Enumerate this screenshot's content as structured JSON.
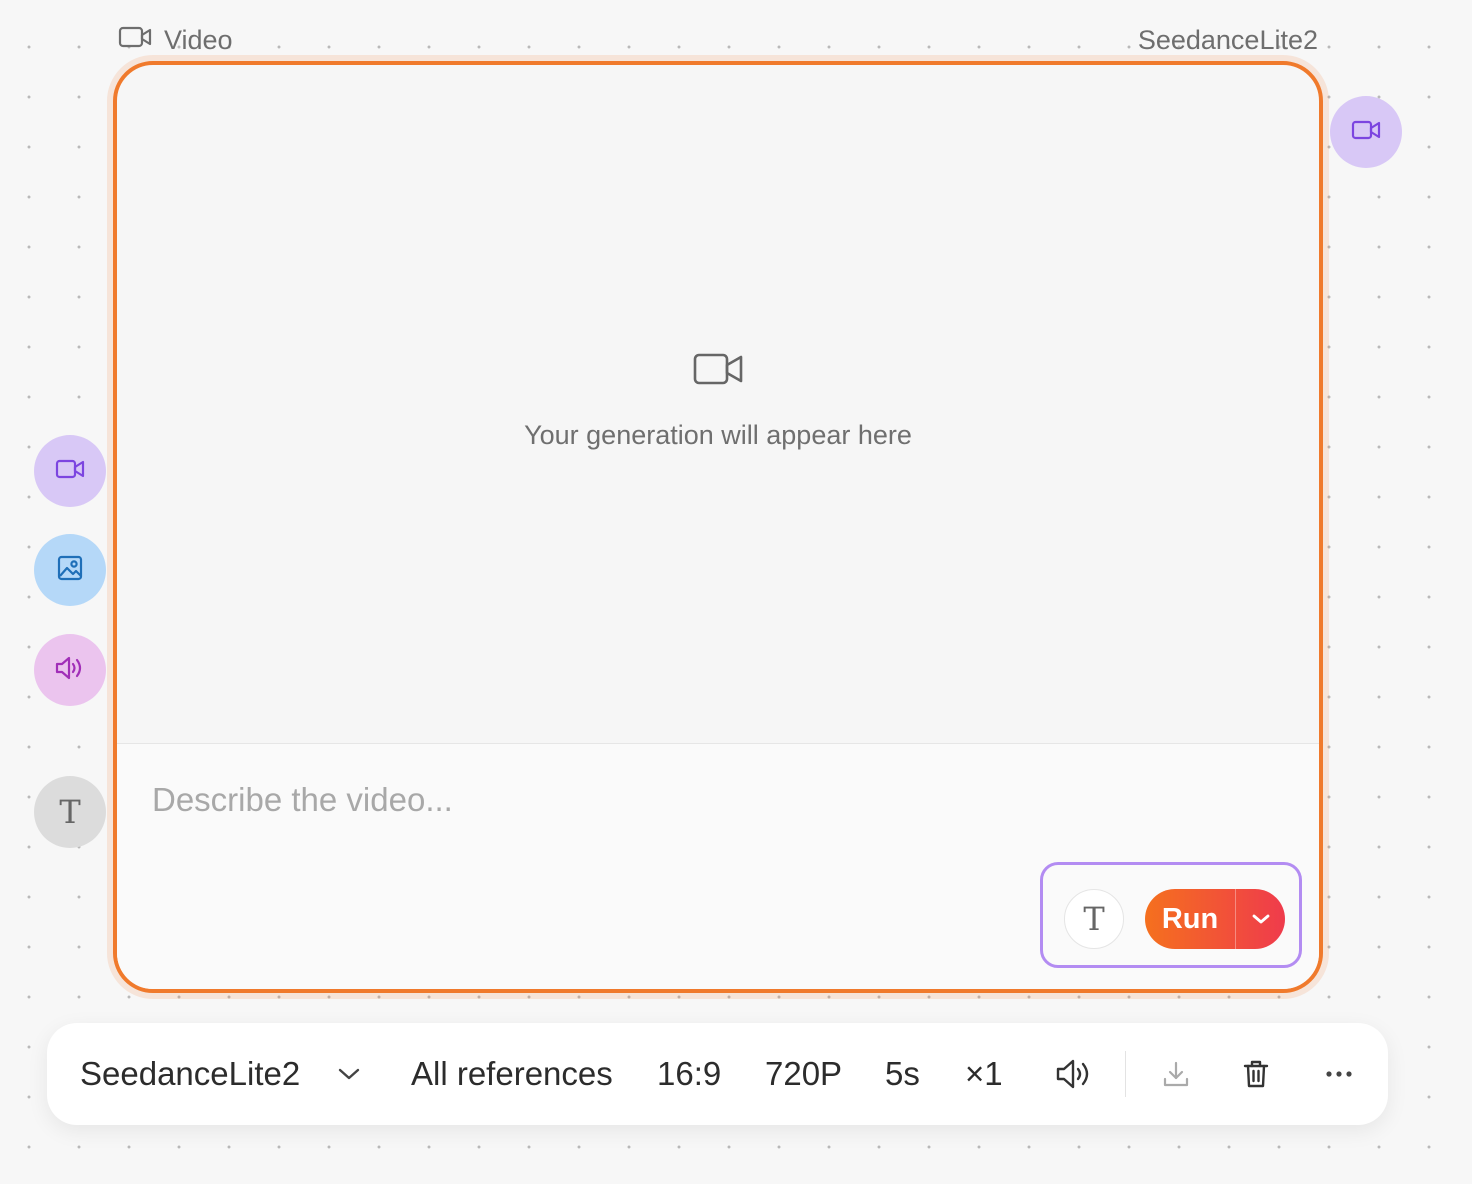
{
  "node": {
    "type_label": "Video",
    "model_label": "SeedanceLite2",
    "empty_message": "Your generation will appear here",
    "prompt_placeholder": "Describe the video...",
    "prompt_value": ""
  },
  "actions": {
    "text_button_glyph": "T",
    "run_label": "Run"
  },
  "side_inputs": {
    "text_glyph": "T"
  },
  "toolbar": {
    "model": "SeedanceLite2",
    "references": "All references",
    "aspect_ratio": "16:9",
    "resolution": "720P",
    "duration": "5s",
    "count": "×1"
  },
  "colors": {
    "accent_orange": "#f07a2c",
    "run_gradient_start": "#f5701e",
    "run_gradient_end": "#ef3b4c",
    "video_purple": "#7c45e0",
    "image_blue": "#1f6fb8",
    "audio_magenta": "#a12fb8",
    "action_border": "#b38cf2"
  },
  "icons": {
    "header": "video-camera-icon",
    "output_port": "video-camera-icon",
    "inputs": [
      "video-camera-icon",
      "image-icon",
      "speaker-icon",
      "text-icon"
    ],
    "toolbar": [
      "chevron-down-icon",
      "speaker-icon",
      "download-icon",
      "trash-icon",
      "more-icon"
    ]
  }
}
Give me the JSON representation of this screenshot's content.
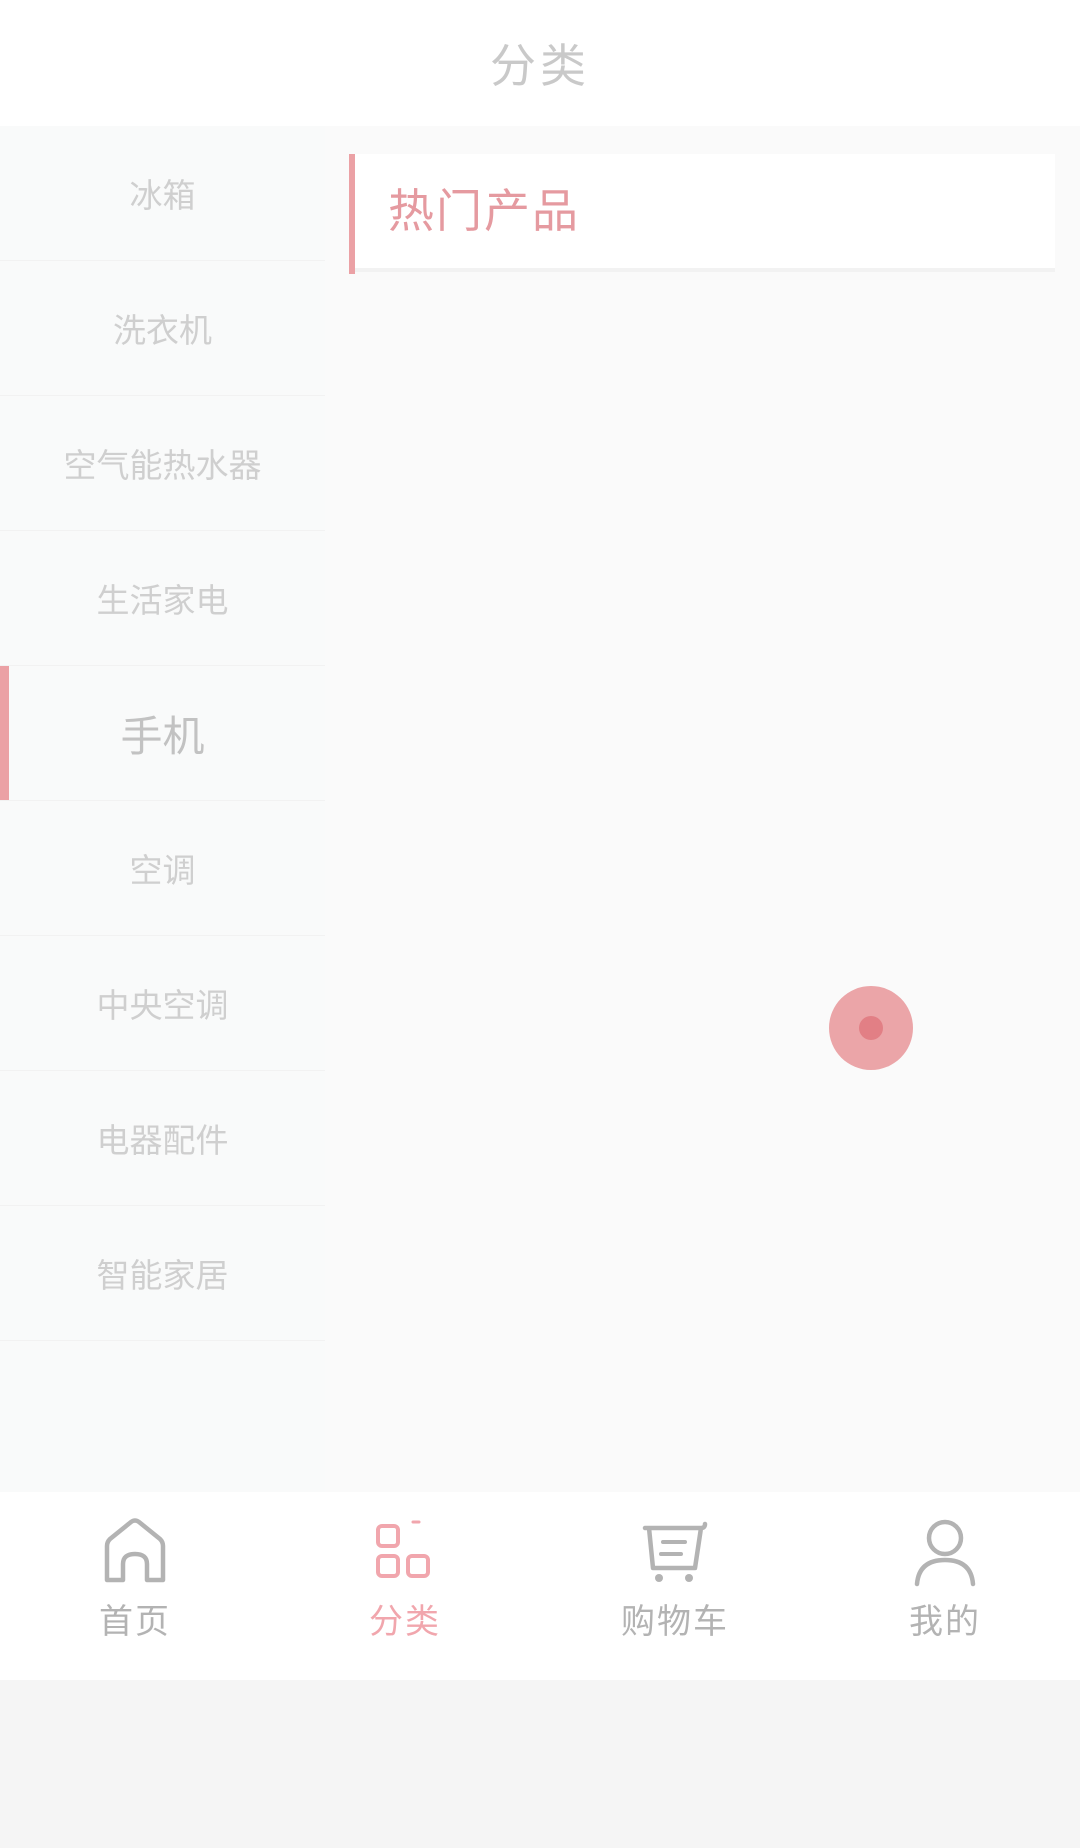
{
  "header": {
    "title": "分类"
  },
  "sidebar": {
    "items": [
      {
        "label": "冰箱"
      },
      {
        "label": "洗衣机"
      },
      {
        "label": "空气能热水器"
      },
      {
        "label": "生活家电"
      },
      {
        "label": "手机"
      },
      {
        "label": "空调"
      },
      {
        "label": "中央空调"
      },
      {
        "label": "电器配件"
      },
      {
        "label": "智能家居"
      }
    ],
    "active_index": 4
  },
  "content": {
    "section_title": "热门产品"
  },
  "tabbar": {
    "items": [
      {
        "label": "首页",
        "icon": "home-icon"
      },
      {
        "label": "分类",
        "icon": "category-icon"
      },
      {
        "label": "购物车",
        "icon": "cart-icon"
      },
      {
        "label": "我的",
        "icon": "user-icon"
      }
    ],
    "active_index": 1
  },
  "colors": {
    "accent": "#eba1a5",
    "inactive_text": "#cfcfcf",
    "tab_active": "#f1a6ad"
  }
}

■ EXERCISE GOAL ■
Without the pictures, transcribe the listing above exactly.

■ FULL OUTPUT ■
Enumerate this screenshot's content as structured JSON.
{
  "node": {
    "type_label": "Video",
    "model_label": "SeedanceLite2",
    "empty_message": "Your generation will appear here",
    "prompt_placeholder": "Describe the video...",
    "prompt_value": ""
  },
  "actions": {
    "text_button_glyph": "T",
    "run_label": "Run"
  },
  "side_inputs": {
    "text_glyph": "T"
  },
  "toolbar": {
    "model": "SeedanceLite2",
    "references": "All references",
    "aspect_ratio": "16:9",
    "resolution": "720P",
    "duration": "5s",
    "count": "×1"
  },
  "colors": {
    "accent_orange": "#f07a2c",
    "run_gradient_start": "#f5701e",
    "run_gradient_end": "#ef3b4c",
    "video_purple": "#7c45e0",
    "image_blue": "#1f6fb8",
    "audio_magenta": "#a12fb8",
    "action_border": "#b38cf2"
  },
  "icons": {
    "header": "video-camera-icon",
    "output_port": "video-camera-icon",
    "inputs": [
      "video-camera-icon",
      "image-icon",
      "speaker-icon",
      "text-icon"
    ],
    "toolbar": [
      "chevron-down-icon",
      "speaker-icon",
      "download-icon",
      "trash-icon",
      "more-icon"
    ]
  }
}
Give me the JSON representation of this screenshot's content.
{
  "header": {
    "title": "分类"
  },
  "sidebar": {
    "items": [
      {
        "label": "冰箱"
      },
      {
        "label": "洗衣机"
      },
      {
        "label": "空气能热水器"
      },
      {
        "label": "生活家电"
      },
      {
        "label": "手机"
      },
      {
        "label": "空调"
      },
      {
        "label": "中央空调"
      },
      {
        "label": "电器配件"
      },
      {
        "label": "智能家居"
      }
    ],
    "active_index": 4
  },
  "content": {
    "section_title": "热门产品"
  },
  "tabbar": {
    "items": [
      {
        "label": "首页",
        "icon": "home-icon"
      },
      {
        "label": "分类",
        "icon": "category-icon"
      },
      {
        "label": "购物车",
        "icon": "cart-icon"
      },
      {
        "label": "我的",
        "icon": "user-icon"
      }
    ],
    "active_index": 1
  },
  "colors": {
    "accent": "#eba1a5",
    "inactive_text": "#cfcfcf",
    "tab_active": "#f1a6ad"
  }
}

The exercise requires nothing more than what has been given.